#### Written task:
Can you output the records below exactly as they are written?

#### Task data:
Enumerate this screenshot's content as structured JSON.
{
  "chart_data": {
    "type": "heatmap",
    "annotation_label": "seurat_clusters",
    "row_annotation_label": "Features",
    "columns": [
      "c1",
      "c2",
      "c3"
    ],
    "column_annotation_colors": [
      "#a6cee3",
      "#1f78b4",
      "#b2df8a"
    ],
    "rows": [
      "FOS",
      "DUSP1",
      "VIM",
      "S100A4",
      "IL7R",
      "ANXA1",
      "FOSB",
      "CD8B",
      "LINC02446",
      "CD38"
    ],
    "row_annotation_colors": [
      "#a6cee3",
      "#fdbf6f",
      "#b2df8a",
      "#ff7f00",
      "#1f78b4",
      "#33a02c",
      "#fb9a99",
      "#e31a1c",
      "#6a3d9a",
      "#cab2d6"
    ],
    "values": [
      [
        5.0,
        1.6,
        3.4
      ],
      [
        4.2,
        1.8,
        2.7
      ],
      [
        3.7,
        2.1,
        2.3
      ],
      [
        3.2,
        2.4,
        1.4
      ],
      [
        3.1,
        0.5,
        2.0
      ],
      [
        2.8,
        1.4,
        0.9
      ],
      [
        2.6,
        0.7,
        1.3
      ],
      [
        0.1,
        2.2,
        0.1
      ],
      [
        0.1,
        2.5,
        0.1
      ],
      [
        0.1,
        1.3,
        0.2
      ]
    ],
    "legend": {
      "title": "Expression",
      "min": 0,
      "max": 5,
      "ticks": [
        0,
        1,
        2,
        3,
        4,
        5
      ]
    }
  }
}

#### Solution to the problem:
Enumerate this screenshot's content as structured JSON.
{
  "chart_data": {
    "type": "heatmap",
    "annotation_label": "seurat_clusters",
    "row_annotation_label": "Features",
    "columns": [
      "c1",
      "c2",
      "c3"
    ],
    "column_annotation_colors": [
      "#a6cee3",
      "#1f78b4",
      "#b2df8a"
    ],
    "rows": [
      "FOS",
      "DUSP1",
      "VIM",
      "S100A4",
      "IL7R",
      "ANXA1",
      "FOSB",
      "CD8B",
      "LINC02446",
      "CD38"
    ],
    "row_annotation_colors": [
      "#a6cee3",
      "#fdbf6f",
      "#b2df8a",
      "#ff7f00",
      "#1f78b4",
      "#33a02c",
      "#fb9a99",
      "#e31a1c",
      "#6a3d9a",
      "#cab2d6"
    ],
    "values": [
      [
        5.0,
        1.6,
        3.4
      ],
      [
        4.2,
        1.8,
        2.7
      ],
      [
        3.7,
        2.1,
        2.3
      ],
      [
        3.2,
        2.4,
        1.4
      ],
      [
        3.1,
        0.5,
        2.0
      ],
      [
        2.8,
        1.4,
        0.9
      ],
      [
        2.6,
        0.7,
        1.3
      ],
      [
        0.1,
        2.2,
        0.1
      ],
      [
        0.1,
        2.5,
        0.1
      ],
      [
        0.1,
        1.3,
        0.2
      ]
    ],
    "legend": {
      "title": "Expression",
      "min": 0,
      "max": 5,
      "ticks": [
        0,
        1,
        2,
        3,
        4,
        5
      ]
    }
  }
}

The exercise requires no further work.